The answer should be a single number: how many lines of the entries below hold the word "debt".

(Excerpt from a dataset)
▼

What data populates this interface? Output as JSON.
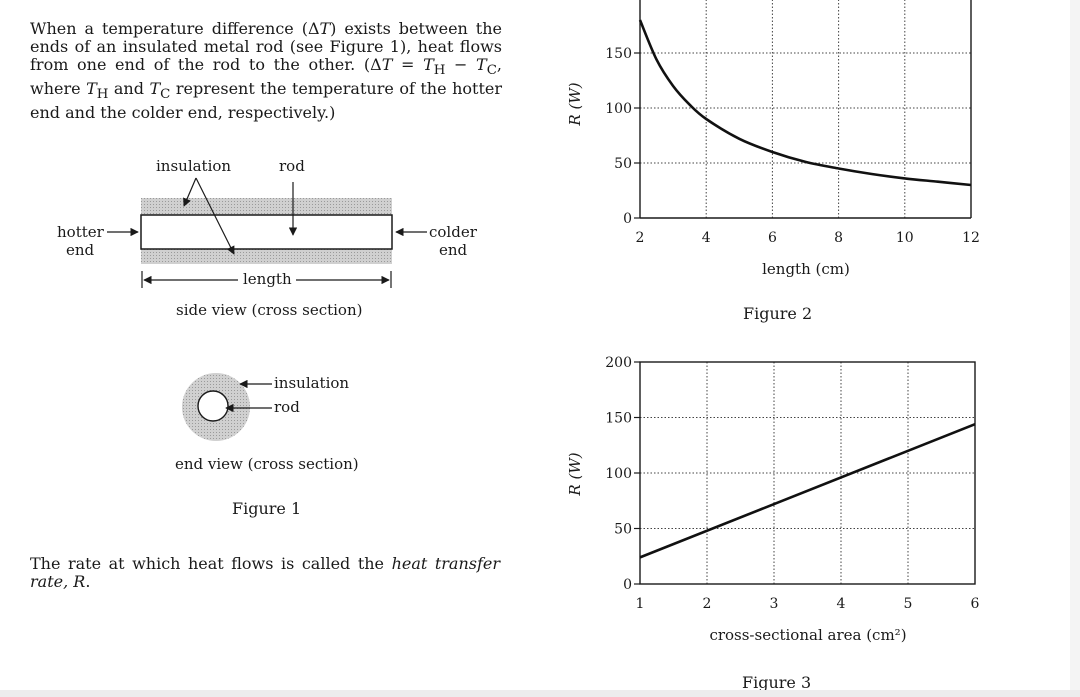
{
  "intro_html": "When a temperature difference (&Delta;<i>T</i>) exists between the ends of an insulated metal rod (see Figure 1), heat flows from one end of the rod to the other. (&Delta;<i>T</i> = <i>T</i><sub>H</sub> &minus; <i>T</i><sub>C</sub>, where <i>T</i><sub>H</sub> and <i>T</i><sub>C</sub> represent the temperature of the hotter end and the colder end, respectively.)",
  "closing_html": "The rate at which heat flows is called the <i>heat transfer rate, R</i>.",
  "figure1": {
    "labels": {
      "insulation": "insulation",
      "rod": "rod",
      "hotter_end_1": "hotter",
      "hotter_end_2": "end",
      "colder_end_1": "colder",
      "colder_end_2": "end",
      "length": "length",
      "side_view": "side view (cross section)",
      "end_insulation": "insulation",
      "end_rod": "rod",
      "end_view": "end view (cross section)"
    },
    "caption": "Figure 1"
  },
  "chart_data": [
    {
      "type": "line",
      "figure": "Figure 2",
      "title": "",
      "xlabel": "length (cm)",
      "ylabel": "R (W)",
      "xlim": [
        2,
        12
      ],
      "ylim": [
        0,
        200
      ],
      "xticks": [
        2,
        4,
        6,
        8,
        10,
        12
      ],
      "yticks": [
        0,
        50,
        100,
        150
      ],
      "grid": true,
      "series": [
        {
          "x": [
            2,
            2.5,
            3,
            3.5,
            4,
            5,
            6,
            7,
            8,
            9,
            10,
            11,
            12
          ],
          "y": [
            180,
            144,
            120,
            103,
            90,
            72,
            60,
            51,
            45,
            40,
            36,
            33,
            30
          ]
        }
      ]
    },
    {
      "type": "line",
      "figure": "Figure 3",
      "title": "",
      "xlabel": "cross-sectional area (cm²)",
      "ylabel": "R (W)",
      "xlim": [
        1,
        6
      ],
      "ylim": [
        0,
        200
      ],
      "xticks": [
        1,
        2,
        3,
        4,
        5,
        6
      ],
      "yticks": [
        0,
        50,
        100,
        150,
        200
      ],
      "grid": true,
      "series": [
        {
          "x": [
            1,
            6
          ],
          "y": [
            24,
            144
          ]
        }
      ]
    }
  ]
}
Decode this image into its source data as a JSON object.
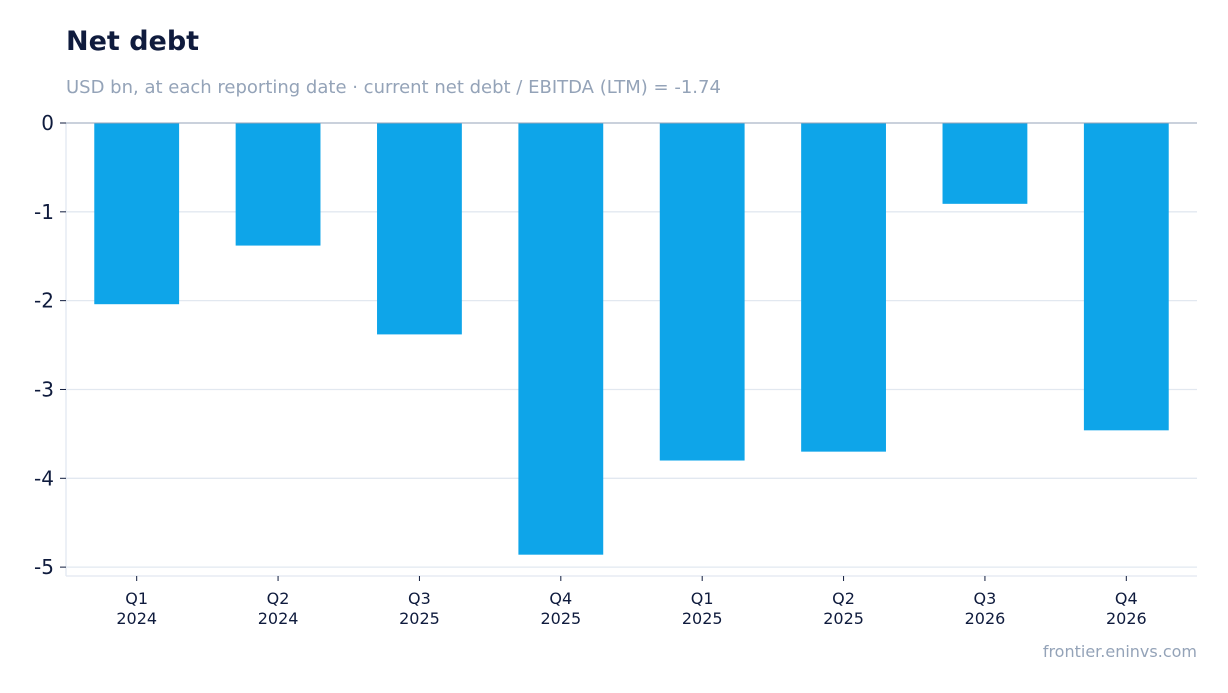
{
  "chart_data": {
    "type": "bar",
    "title": "Net debt",
    "subtitle": "USD bn, at each reporting date · current net debt / EBITDA (LTM) = -1.74",
    "categories": [
      [
        "Q1",
        "2024"
      ],
      [
        "Q2",
        "2024"
      ],
      [
        "Q3",
        "2025"
      ],
      [
        "Q4",
        "2025"
      ],
      [
        "Q1",
        "2025"
      ],
      [
        "Q2",
        "2025"
      ],
      [
        "Q3",
        "2026"
      ],
      [
        "Q4",
        "2026"
      ]
    ],
    "values": [
      -2.04,
      -1.38,
      -2.38,
      -4.86,
      -3.8,
      -3.7,
      -0.91,
      -3.46
    ],
    "ylim": [
      -5.1,
      0
    ],
    "yticks": [
      0,
      -1,
      -2,
      -3,
      -4,
      -5
    ],
    "ytick_labels": [
      "0",
      "-1",
      "-2",
      "-3",
      "-4",
      "-5"
    ],
    "xlabel": "",
    "ylabel": "",
    "grid": true,
    "bar_color": "#0ea5e9",
    "grid_color": "#e2e8f0",
    "zero_line_color": "#94a3b8",
    "source": "frontier.eninvs.com"
  }
}
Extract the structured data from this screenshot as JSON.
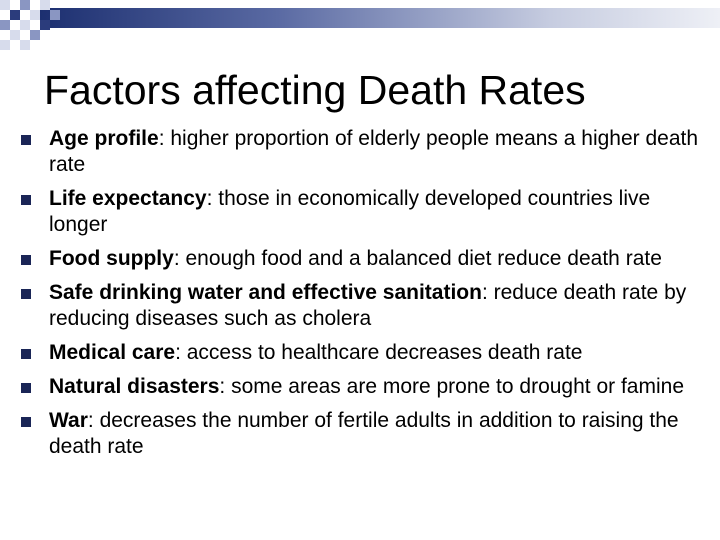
{
  "slide": {
    "title": "Factors affecting Death Rates",
    "bullets": [
      {
        "term": "Age profile",
        "text": ": higher proportion of elderly people means a higher death rate"
      },
      {
        "term": "Life expectancy",
        "text": ": those in economically developed countries live longer"
      },
      {
        "term": "Food supply",
        "text": ": enough food and a balanced diet reduce death rate"
      },
      {
        "term": "Safe drinking water and effective sanitation",
        "text": ": reduce death rate by reducing diseases such as cholera"
      },
      {
        "term": "Medical care",
        "text": ": access to healthcare decreases death rate"
      },
      {
        "term": "Natural disasters",
        "text": ": some areas are more prone to drought or famine"
      },
      {
        "term": "War",
        "text": ": decreases the number of fertile adults in addition to raising the death rate"
      }
    ]
  },
  "colors": {
    "bullet": "#1a2556",
    "band_dark": "#1c2f70",
    "band_light": "#eef0f6",
    "check_dark": "#2b3c7c",
    "check_mid": "#8a96c2",
    "check_light": "#d7dcec"
  }
}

▲

## [EXERCISE OUTPUT]
2